Solving Canonical Problems with WWW

One of the most common problems I see in websites is the same content being available at both the WWW and non-WWW versions of a domain. I’ve encountered this in nearly every website I’ve done an SEO audit for, and I see it every day when browsing the web. Despite it being so prevalent, it is indeed a problem.

Having the same content available on both the WWW and non-WWW versions of a domain (such as authoritylabs.com and www.authoritylabs.com) is called canonicalization. While you and I might realize they are in fact the same page, search engines mistake them to be unique pages.

Most of the time, search engines can figure out that they are the same page and only include the canonical URL in their index. SEObook explains the canonical URL as:

The canonical version of any URL is the single most authoritative version indexed by major search engines. Search engines typically use PageRank or a similar measure to determine which version of a URL is the canonical URL.

Regardless, canonicalization can result in indexing problems and duplicate content issues. Most importantly, canonicalization will split the link juice between each version as people link to and share both.

REQUESTS:
[A] Translate this sentence from the article on WWW canonicalization into Spanish: "The canonical version of any URL is the single most authoritative version indexed by major search engines."
[B] Answer from the article on WWW canonicalization:
(i) Which pair of domains does it give as an example of WWW and non-WWW versions?
(ii) What do search engines typically use to decide which version of a URL is the canonical one?
(iii) According to the article, what does canonicalization split between each version?
The listing after this point comes from a separate source.

DATA RECORDS:
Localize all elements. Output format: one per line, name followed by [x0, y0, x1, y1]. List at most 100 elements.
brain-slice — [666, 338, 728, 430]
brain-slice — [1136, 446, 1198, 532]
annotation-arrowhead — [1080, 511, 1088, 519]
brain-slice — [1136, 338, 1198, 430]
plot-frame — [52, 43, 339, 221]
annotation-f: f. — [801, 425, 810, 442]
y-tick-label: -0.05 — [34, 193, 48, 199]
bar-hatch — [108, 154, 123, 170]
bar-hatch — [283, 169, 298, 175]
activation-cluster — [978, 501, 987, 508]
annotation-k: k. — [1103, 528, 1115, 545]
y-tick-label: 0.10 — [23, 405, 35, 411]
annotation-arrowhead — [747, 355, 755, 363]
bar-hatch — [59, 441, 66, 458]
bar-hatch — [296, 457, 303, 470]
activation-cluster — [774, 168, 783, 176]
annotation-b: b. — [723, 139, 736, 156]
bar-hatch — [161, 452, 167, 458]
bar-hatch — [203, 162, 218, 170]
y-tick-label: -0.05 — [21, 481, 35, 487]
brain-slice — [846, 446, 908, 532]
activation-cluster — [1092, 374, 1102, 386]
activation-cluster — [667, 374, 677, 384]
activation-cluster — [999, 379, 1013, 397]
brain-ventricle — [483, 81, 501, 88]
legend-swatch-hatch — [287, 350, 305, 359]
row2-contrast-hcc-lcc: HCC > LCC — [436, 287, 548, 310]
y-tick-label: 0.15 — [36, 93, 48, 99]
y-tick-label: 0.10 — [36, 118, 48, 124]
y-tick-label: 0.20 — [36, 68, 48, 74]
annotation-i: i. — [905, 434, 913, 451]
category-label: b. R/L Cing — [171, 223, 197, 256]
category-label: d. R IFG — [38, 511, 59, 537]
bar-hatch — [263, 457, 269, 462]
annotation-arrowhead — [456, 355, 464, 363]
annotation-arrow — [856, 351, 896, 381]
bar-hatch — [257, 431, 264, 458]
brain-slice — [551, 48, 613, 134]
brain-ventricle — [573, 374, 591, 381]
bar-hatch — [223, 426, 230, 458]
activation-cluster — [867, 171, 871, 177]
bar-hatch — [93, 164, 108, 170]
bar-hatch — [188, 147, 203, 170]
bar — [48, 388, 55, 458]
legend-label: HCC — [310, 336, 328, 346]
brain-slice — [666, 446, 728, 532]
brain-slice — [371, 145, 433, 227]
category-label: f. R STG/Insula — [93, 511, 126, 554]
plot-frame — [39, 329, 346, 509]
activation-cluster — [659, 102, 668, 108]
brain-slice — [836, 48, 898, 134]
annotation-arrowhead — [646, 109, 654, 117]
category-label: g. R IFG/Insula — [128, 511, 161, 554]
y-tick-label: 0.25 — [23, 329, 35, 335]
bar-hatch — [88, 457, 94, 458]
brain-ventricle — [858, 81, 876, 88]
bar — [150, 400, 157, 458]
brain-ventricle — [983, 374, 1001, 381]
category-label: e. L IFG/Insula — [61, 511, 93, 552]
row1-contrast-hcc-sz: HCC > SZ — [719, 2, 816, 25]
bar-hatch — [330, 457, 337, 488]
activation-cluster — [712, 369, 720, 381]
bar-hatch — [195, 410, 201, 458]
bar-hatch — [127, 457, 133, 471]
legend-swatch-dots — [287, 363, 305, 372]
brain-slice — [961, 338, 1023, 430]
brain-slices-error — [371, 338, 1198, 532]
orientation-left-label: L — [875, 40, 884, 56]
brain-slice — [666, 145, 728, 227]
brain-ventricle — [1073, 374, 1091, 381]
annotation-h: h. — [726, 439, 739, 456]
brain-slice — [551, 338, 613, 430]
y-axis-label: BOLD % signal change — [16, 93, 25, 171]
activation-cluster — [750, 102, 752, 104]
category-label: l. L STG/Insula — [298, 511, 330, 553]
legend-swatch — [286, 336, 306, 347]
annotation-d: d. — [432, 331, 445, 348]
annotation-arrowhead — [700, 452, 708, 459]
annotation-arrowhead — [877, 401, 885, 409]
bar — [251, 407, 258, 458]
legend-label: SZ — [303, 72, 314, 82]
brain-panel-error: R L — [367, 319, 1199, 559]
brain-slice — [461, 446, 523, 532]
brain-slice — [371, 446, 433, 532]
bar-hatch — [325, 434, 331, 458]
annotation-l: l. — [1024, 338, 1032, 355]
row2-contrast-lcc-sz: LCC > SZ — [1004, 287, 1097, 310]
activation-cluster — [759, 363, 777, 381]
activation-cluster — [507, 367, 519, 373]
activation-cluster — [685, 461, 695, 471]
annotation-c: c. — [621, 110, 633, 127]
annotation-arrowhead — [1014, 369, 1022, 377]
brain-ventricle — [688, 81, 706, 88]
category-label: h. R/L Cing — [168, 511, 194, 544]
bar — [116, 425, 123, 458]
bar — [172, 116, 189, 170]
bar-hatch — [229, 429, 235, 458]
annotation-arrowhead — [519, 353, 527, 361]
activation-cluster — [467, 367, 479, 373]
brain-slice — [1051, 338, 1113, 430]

LIST OF SOLUTIONS:
[A] La versión canónica de cualquier URL es la única versión con mayor autoridad que indexan los principales motores de búsqueda.

[B]
(i) authoritylabs.com and www.authoritylabs.com
(ii) PageRank or a similar measure
(iii) The link juice